# [OBJECTIVE]
Print the full listing exactly.

# [MATERIAL PROVIDED]
::::::

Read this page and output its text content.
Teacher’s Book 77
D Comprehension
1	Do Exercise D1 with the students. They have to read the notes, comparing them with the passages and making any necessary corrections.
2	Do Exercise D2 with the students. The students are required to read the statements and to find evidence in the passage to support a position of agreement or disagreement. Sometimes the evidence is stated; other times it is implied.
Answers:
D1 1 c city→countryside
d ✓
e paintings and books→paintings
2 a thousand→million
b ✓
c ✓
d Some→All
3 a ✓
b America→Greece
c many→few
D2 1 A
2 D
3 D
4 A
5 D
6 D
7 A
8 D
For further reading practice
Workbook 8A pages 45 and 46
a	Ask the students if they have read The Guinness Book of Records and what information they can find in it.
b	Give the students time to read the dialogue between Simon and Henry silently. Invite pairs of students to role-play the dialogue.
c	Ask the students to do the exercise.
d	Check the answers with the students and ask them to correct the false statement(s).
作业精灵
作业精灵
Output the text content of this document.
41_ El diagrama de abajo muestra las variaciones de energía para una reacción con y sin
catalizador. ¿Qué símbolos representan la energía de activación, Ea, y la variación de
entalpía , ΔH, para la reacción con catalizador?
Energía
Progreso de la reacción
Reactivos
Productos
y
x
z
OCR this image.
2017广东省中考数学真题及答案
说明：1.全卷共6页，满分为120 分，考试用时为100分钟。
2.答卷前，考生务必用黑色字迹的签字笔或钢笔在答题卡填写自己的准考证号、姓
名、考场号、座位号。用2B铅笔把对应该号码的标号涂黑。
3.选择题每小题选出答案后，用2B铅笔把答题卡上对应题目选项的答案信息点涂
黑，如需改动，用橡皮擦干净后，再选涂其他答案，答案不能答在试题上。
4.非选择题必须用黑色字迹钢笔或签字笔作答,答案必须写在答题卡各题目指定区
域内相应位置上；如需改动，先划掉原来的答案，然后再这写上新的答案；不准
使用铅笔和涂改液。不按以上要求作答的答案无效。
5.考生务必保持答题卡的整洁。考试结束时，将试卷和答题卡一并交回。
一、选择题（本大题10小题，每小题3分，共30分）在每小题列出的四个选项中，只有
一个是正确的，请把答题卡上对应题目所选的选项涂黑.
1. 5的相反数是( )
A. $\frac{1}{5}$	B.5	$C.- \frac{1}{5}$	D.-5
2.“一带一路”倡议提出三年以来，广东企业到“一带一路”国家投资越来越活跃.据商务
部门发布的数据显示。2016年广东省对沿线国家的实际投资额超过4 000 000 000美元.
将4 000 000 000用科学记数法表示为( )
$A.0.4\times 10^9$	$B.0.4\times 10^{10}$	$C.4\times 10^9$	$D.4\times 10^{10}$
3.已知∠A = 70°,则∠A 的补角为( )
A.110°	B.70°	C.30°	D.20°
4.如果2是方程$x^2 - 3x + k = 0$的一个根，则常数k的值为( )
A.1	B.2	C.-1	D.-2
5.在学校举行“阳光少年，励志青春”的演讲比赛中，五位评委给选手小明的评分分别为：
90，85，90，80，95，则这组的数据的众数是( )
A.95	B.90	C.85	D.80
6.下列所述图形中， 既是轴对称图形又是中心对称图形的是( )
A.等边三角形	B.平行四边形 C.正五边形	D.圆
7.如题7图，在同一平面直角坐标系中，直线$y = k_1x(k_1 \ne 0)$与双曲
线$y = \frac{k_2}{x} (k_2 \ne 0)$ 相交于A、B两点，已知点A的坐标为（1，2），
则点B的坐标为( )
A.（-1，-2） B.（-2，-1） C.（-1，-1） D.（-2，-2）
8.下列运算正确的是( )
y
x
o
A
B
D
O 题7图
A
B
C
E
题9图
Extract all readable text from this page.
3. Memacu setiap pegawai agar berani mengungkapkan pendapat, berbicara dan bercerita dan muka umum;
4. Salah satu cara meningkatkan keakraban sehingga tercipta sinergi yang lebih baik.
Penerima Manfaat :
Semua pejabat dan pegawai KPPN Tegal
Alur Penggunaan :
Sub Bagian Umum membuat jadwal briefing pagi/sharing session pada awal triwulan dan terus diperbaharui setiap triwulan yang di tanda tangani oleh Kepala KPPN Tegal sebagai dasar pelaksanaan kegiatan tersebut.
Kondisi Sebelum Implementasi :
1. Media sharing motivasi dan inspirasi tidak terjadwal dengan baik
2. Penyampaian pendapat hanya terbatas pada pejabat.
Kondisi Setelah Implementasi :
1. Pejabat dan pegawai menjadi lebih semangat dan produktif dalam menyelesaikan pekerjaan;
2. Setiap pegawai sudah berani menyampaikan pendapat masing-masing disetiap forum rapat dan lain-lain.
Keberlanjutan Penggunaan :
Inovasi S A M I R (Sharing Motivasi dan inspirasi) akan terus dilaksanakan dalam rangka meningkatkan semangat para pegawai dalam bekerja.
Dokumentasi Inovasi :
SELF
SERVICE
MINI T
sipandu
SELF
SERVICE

::::::

# [RESULT OF THIS EXERCISE]
Read this page and output its text content.
Teacher’s Book 77
D Comprehension
1	Do Exercise D1 with the students. They have to read the notes, comparing them with the passages and making any necessary corrections.
2	Do Exercise D2 with the students. The students are required to read the statements and to find evidence in the passage to support a position of agreement or disagreement. Sometimes the evidence is stated; other times it is implied.
Answers:
D1 1 c city→countryside
d ✓
e paintings and books→paintings
2 a thousand→million
b ✓
c ✓
d Some→All
3 a ✓
b America→Greece
c many→few
D2 1 A
2 D
3 D
4 A
5 D
6 D
7 A
8 D
For further reading practice
Workbook 8A pages 45 and 46
a	Ask the students if they have read The Guinness Book of Records and what information they can find in it.
b	Give the students time to read the dialogue between Simon and Henry silently. Invite pairs of students to role-play the dialogue.
c	Ask the students to do the exercise.
d	Check the answers with the students and ask them to correct the false statement(s).
作业精灵
作业精灵
Output the text content of this document.
41_ El diagrama de abajo muestra las variaciones de energía para una reacción con y sin
catalizador. ¿Qué símbolos representan la energía de activación, Ea, y la variación de
entalpía , ΔH, para la reacción con catalizador?
Energía
Progreso de la reacción
Reactivos
Productos
y
x
z
OCR this image.
2017广东省中考数学真题及答案
说明：1.全卷共6页，满分为120 分，考试用时为100分钟。
2.答卷前，考生务必用黑色字迹的签字笔或钢笔在答题卡填写自己的准考证号、姓
名、考场号、座位号。用2B铅笔把对应该号码的标号涂黑。
3.选择题每小题选出答案后，用2B铅笔把答题卡上对应题目选项的答案信息点涂
黑，如需改动，用橡皮擦干净后，再选涂其他答案，答案不能答在试题上。
4.非选择题必须用黑色字迹钢笔或签字笔作答,答案必须写在答题卡各题目指定区
域内相应位置上；如需改动，先划掉原来的答案，然后再这写上新的答案；不准
使用铅笔和涂改液。不按以上要求作答的答案无效。
5.考生务必保持答题卡的整洁。考试结束时，将试卷和答题卡一并交回。
一、选择题（本大题10小题，每小题3分，共30分）在每小题列出的四个选项中，只有
一个是正确的，请把答题卡上对应题目所选的选项涂黑.
1. 5的相反数是( )
A. $\frac{1}{5}$	B.5	$C.- \frac{1}{5}$	D.-5
2.“一带一路”倡议提出三年以来，广东企业到“一带一路”国家投资越来越活跃.据商务
部门发布的数据显示。2016年广东省对沿线国家的实际投资额超过4 000 000 000美元.
将4 000 000 000用科学记数法表示为( )
$A.0.4\times 10^9$	$B.0.4\times 10^{10}$	$C.4\times 10^9$	$D.4\times 10^{10}$
3.已知∠A = 70°,则∠A 的补角为( )
A.110°	B.70°	C.30°	D.20°
4.如果2是方程$x^2 - 3x + k = 0$的一个根，则常数k的值为( )
A.1	B.2	C.-1	D.-2
5.在学校举行“阳光少年，励志青春”的演讲比赛中，五位评委给选手小明的评分分别为：
90，85，90，80，95，则这组的数据的众数是( )
A.95	B.90	C.85	D.80
6.下列所述图形中， 既是轴对称图形又是中心对称图形的是( )
A.等边三角形	B.平行四边形 C.正五边形	D.圆
7.如题7图，在同一平面直角坐标系中，直线$y = k_1x(k_1 \ne 0)$与双曲
线$y = \frac{k_2}{x} (k_2 \ne 0)$ 相交于A、B两点，已知点A的坐标为（1，2），
则点B的坐标为( )
A.（-1，-2） B.（-2，-1） C.（-1，-1） D.（-2，-2）
8.下列运算正确的是( )
y
x
o
A
B
D
O 题7图
A
B
C
E
题9图
Extract all readable text from this page.
3. Memacu setiap pegawai agar berani mengungkapkan pendapat, berbicara dan bercerita dan muka umum;
4. Salah satu cara meningkatkan keakraban sehingga tercipta sinergi yang lebih baik.
Penerima Manfaat :
Semua pejabat dan pegawai KPPN Tegal
Alur Penggunaan :
Sub Bagian Umum membuat jadwal briefing pagi/sharing session pada awal triwulan dan terus diperbaharui setiap triwulan yang di tanda tangani oleh Kepala KPPN Tegal sebagai dasar pelaksanaan kegiatan tersebut.
Kondisi Sebelum Implementasi :
1. Media sharing motivasi dan inspirasi tidak terjadwal dengan baik
2. Penyampaian pendapat hanya terbatas pada pejabat.
Kondisi Setelah Implementasi :
1. Pejabat dan pegawai menjadi lebih semangat dan produktif dalam menyelesaikan pekerjaan;
2. Setiap pegawai sudah berani menyampaikan pendapat masing-masing disetiap forum rapat dan lain-lain.
Keberlanjutan Penggunaan :
Inovasi S A M I R (Sharing Motivasi dan inspirasi) akan terus dilaksanakan dalam rangka meningkatkan semangat para pegawai dalam bekerja.
Dokumentasi Inovasi :
SELF
SERVICE
MINI T
sipandu
SELF
SERVICE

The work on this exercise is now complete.